**Exercise aim**
Sift the listing for lines that hold the string "Help" and pull them out.

════════════════

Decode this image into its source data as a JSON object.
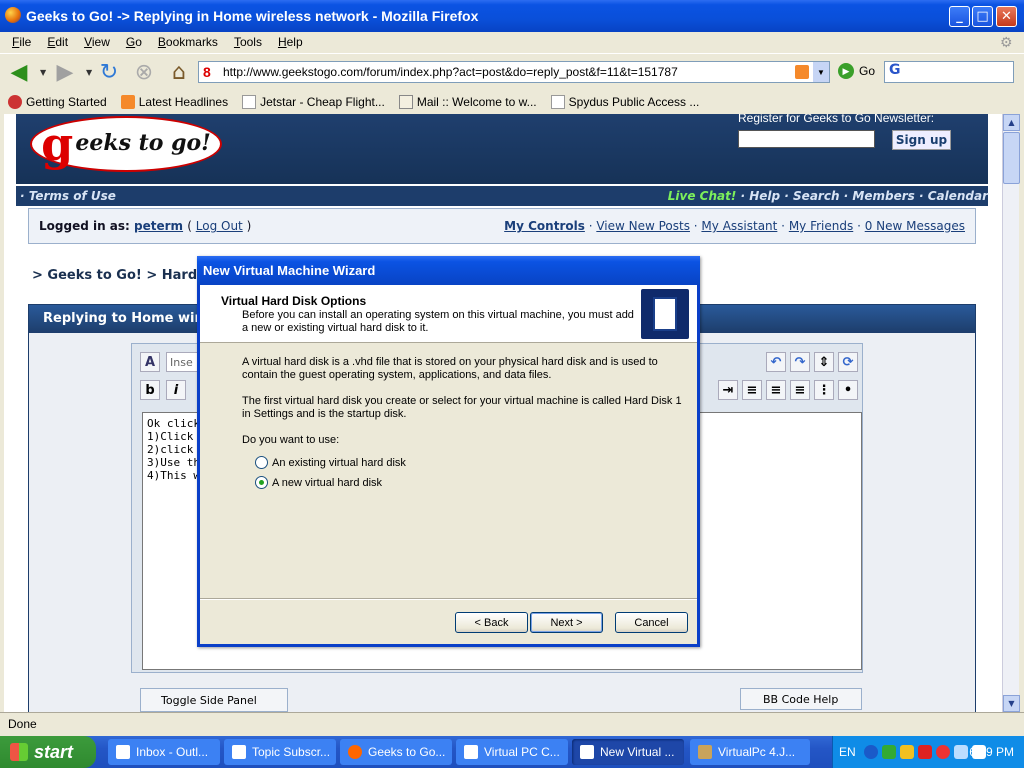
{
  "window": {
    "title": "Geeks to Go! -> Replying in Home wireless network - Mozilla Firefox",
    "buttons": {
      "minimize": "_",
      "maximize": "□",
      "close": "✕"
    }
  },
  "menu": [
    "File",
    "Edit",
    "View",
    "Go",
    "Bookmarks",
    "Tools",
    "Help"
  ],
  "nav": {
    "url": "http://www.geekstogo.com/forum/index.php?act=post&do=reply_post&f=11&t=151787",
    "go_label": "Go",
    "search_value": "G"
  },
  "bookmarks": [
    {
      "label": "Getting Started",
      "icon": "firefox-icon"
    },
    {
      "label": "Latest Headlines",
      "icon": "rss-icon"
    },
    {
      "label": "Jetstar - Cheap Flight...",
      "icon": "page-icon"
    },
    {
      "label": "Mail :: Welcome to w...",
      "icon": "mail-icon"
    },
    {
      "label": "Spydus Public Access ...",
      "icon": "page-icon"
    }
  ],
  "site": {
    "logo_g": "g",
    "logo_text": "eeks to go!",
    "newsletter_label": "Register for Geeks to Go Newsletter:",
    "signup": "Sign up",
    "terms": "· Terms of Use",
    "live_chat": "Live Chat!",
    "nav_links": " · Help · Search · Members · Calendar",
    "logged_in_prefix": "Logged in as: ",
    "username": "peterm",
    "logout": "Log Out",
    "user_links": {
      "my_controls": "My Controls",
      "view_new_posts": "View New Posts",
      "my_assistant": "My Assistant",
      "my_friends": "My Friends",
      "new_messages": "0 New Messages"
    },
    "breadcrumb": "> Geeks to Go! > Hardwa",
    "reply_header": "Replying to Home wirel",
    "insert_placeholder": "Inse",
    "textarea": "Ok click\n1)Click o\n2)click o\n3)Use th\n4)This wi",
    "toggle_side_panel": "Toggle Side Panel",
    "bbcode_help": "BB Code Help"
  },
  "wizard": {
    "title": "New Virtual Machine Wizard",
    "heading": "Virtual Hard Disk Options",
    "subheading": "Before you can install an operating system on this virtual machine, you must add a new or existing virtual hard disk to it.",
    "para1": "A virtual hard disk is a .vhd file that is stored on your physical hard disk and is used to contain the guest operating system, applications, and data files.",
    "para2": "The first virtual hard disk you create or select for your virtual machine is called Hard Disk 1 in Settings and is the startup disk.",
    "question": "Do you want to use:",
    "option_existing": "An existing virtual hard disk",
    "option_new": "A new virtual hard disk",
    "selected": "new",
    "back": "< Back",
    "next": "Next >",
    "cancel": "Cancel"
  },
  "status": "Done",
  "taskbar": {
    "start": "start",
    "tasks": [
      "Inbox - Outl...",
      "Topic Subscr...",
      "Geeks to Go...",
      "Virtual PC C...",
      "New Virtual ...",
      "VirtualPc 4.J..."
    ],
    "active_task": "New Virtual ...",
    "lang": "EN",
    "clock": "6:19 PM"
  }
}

════════════════

**Final result**
    "Help"
    "nav_links": " · Help · Search · Members · Calendar",
    "bbcode_help": "BB Code Help"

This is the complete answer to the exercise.